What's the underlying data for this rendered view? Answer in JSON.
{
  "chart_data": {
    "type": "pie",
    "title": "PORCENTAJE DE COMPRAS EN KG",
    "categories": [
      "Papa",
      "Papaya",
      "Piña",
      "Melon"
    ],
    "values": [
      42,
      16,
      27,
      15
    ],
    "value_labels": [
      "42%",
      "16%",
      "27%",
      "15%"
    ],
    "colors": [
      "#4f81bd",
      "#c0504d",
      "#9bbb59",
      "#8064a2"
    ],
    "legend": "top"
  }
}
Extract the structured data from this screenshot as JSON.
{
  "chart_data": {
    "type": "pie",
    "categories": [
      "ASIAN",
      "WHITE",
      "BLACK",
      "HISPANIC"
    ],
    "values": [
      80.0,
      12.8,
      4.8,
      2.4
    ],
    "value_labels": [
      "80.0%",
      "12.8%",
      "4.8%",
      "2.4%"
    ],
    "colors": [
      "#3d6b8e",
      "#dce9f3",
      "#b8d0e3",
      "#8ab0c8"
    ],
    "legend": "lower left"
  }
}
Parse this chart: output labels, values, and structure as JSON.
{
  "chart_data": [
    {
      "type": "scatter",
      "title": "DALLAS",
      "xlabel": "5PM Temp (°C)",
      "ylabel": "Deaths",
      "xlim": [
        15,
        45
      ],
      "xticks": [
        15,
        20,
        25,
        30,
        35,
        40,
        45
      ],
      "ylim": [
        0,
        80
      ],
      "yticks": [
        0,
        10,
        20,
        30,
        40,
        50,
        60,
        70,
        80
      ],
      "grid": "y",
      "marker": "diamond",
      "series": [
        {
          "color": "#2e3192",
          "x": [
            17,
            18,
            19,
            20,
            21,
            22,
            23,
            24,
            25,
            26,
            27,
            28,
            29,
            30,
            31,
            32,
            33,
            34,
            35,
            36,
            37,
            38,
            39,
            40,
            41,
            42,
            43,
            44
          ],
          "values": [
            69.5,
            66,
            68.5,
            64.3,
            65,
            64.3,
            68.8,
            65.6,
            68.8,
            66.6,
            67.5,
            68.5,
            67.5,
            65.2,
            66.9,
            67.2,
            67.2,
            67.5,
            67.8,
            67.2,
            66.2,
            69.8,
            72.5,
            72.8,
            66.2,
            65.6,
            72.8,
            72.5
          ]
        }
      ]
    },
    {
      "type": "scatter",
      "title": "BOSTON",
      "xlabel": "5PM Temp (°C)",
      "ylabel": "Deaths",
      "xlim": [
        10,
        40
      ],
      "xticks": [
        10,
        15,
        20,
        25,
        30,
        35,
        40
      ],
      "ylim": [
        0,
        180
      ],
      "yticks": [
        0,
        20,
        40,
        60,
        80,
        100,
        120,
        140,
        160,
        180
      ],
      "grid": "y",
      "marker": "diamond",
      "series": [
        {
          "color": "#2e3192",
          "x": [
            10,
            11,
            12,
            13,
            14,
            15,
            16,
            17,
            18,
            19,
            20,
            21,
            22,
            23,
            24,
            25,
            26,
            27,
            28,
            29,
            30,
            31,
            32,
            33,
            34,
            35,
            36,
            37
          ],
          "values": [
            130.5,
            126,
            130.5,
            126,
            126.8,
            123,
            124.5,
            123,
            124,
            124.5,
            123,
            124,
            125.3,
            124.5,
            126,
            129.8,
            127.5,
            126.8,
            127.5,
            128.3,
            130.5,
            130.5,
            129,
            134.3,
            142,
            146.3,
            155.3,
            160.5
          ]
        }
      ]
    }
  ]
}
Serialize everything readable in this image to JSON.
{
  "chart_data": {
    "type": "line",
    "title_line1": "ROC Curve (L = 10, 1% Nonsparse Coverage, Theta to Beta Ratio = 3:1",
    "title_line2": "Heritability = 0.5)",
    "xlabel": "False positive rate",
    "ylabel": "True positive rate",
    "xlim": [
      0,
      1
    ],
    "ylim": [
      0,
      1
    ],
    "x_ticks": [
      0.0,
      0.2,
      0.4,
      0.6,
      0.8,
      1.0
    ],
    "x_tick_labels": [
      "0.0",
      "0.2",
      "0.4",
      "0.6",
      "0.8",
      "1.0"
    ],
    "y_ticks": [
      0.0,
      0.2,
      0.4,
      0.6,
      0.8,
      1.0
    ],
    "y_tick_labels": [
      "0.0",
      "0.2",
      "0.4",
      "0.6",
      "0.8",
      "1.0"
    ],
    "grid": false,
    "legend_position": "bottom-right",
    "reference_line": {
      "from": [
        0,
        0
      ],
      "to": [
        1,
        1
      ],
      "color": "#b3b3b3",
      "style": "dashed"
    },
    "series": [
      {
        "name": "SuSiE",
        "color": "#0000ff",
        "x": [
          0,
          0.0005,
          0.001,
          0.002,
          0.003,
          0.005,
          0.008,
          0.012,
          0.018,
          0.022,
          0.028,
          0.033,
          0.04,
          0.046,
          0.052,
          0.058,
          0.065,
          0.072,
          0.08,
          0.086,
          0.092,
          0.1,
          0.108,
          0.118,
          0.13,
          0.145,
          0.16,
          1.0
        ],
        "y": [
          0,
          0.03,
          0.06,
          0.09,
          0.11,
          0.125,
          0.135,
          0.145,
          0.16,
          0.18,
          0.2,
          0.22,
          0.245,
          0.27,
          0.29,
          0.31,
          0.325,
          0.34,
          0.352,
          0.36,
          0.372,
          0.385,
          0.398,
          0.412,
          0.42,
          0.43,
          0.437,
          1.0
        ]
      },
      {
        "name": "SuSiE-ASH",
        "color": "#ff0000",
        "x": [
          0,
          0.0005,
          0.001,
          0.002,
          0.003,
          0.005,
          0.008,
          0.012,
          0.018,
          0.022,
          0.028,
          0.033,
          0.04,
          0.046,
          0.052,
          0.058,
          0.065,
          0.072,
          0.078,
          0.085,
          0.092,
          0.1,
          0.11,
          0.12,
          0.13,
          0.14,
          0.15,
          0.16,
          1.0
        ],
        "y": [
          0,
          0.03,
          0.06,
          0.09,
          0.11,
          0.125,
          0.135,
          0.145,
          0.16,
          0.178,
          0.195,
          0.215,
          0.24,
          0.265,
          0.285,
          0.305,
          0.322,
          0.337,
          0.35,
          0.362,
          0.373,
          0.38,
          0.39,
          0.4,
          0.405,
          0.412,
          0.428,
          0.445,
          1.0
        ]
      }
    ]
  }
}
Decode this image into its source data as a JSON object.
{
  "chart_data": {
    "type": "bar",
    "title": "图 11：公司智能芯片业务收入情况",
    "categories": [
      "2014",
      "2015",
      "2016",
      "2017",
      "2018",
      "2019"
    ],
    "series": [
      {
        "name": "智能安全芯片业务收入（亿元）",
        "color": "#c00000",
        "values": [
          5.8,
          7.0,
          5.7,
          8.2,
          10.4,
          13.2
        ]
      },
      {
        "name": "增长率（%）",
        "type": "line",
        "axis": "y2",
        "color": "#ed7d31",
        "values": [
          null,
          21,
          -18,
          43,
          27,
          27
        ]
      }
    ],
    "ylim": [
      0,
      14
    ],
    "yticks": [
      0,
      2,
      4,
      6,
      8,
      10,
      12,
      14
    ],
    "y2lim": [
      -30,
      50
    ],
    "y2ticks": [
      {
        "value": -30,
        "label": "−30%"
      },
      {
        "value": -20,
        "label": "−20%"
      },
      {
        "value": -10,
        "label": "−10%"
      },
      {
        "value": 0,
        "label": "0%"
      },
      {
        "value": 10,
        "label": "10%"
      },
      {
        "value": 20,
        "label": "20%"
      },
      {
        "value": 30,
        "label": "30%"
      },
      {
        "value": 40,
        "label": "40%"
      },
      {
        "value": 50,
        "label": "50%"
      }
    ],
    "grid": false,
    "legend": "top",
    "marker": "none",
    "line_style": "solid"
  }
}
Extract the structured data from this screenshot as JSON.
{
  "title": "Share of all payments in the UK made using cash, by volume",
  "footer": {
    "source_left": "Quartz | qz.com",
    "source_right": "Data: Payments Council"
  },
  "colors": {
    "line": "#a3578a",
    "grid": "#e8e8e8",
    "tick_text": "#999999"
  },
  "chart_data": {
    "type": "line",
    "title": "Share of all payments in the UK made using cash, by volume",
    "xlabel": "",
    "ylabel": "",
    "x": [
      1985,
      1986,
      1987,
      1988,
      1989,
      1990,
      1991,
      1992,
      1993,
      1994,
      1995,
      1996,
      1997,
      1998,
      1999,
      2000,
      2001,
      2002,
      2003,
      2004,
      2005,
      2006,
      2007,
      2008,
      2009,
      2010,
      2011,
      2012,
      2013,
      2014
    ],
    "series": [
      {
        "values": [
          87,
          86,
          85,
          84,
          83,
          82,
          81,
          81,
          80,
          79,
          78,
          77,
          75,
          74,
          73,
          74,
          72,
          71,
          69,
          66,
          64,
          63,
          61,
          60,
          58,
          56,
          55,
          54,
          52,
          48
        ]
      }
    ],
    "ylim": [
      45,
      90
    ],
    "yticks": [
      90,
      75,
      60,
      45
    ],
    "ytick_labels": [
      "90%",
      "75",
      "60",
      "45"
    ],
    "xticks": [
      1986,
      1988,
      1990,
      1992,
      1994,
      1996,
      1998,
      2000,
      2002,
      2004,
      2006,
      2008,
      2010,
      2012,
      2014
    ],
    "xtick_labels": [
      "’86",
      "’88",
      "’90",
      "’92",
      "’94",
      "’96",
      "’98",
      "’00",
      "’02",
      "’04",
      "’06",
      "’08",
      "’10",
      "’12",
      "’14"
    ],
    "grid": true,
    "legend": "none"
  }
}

###

Only a number is expected here: the count of lines in the listing that hold the string "ylabel".

## FINAL ANSWER
4